### Objective
Write out all the lines again, precisely as they stand, but without the images.

### Dataset excerpt
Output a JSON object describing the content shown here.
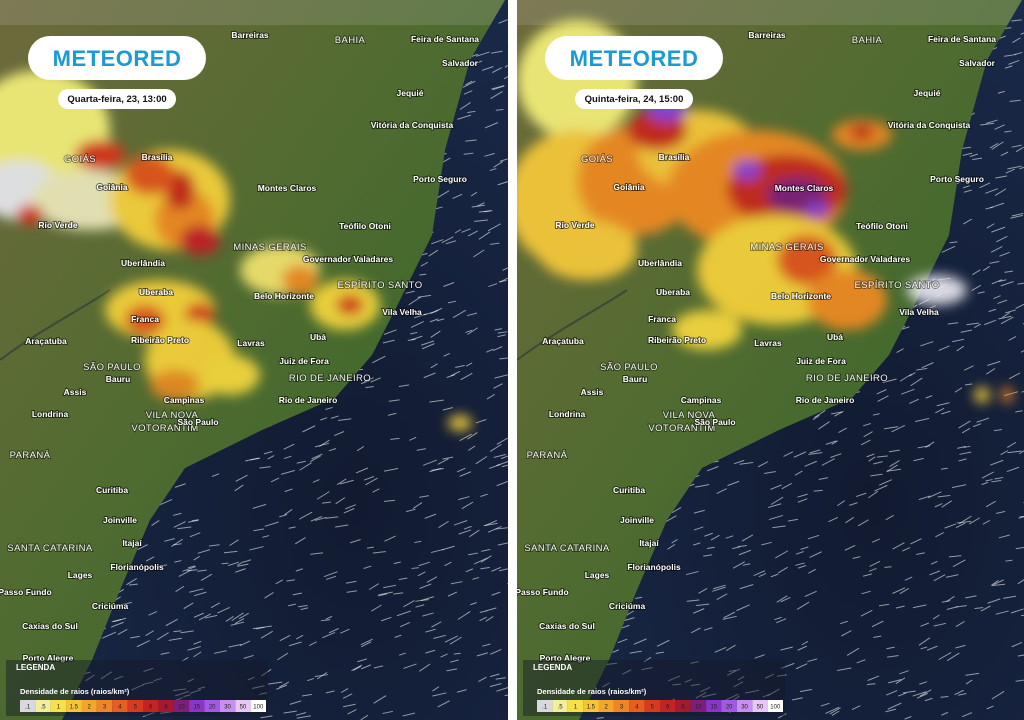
{
  "panels": [
    {
      "logo": "METEORED",
      "timestamp": "Quarta-feira, 23, 13:00"
    },
    {
      "logo": "METEORED",
      "timestamp": "Quinta-feira, 24, 15:00"
    }
  ],
  "map_labels": [
    "Barreiras",
    "BAHIA",
    "Feira de Santana",
    "Salvador",
    "Jequié",
    "Vitória da Conquista",
    "GOIÁS",
    "Brasília",
    "Goiânia",
    "Montes Claros",
    "Porto Seguro",
    "Rio Verde",
    "Teófilo Otoni",
    "MINAS GERAIS",
    "Governador Valadares",
    "Uberlândia",
    "ESPÍRITO SANTO",
    "Uberaba",
    "Belo Horizonte",
    "Vila Velha",
    "Franca",
    "Araçatuba",
    "Ribeirão Preto",
    "Lavras",
    "Ubá",
    "SÃO PAULO",
    "Juiz de Fora",
    "Bauru",
    "RIO DE JANEIRO",
    "Assis",
    "Campinas",
    "Rio de Janeiro",
    "Londrina",
    "VILA NOVA",
    "VOTORANTIM",
    "São Paulo",
    "PARANÁ",
    "Curitiba",
    "Joinville",
    "Itajaí",
    "SANTA CATARINA",
    "Florianópolis",
    "Lages",
    "Passo Fundo",
    "Criciúma",
    "Caxias do Sul",
    "Porto Alegre"
  ],
  "legend": {
    "title": "LEGENDA",
    "subtitle": "Densidade de raios (raios/km²)",
    "scale": [
      ".1",
      ".5",
      "1",
      "1.5",
      "2",
      "3",
      "4",
      "5",
      "6",
      "8",
      "10",
      "15",
      "20",
      "30",
      "50",
      "100"
    ]
  }
}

### The response
Output a JSON object describing the content shown here.
{
  "panels": [
    {
      "logo": "METEORED",
      "timestamp": "Quarta-feira, 23, 13:00"
    },
    {
      "logo": "METEORED",
      "timestamp": "Quinta-feira, 24, 15:00"
    }
  ],
  "map_labels": [
    "Barreiras",
    "BAHIA",
    "Feira de Santana",
    "Salvador",
    "Jequié",
    "Vitória da Conquista",
    "GOIÁS",
    "Brasília",
    "Goiânia",
    "Montes Claros",
    "Porto Seguro",
    "Rio Verde",
    "Teófilo Otoni",
    "MINAS GERAIS",
    "Governador Valadares",
    "Uberlândia",
    "ESPÍRITO SANTO",
    "Uberaba",
    "Belo Horizonte",
    "Vila Velha",
    "Franca",
    "Araçatuba",
    "Ribeirão Preto",
    "Lavras",
    "Ubá",
    "SÃO PAULO",
    "Juiz de Fora",
    "Bauru",
    "RIO DE JANEIRO",
    "Assis",
    "Campinas",
    "Rio de Janeiro",
    "Londrina",
    "VILA NOVA",
    "VOTORANTIM",
    "São Paulo",
    "PARANÁ",
    "Curitiba",
    "Joinville",
    "Itajaí",
    "SANTA CATARINA",
    "Florianópolis",
    "Lages",
    "Passo Fundo",
    "Criciúma",
    "Caxias do Sul",
    "Porto Alegre"
  ],
  "legend": {
    "title": "LEGENDA",
    "subtitle": "Densidade de raios (raios/km²)",
    "scale": [
      ".1",
      ".5",
      "1",
      "1.5",
      "2",
      "3",
      "4",
      "5",
      "6",
      "8",
      "10",
      "15",
      "20",
      "30",
      "50",
      "100"
    ]
  }
}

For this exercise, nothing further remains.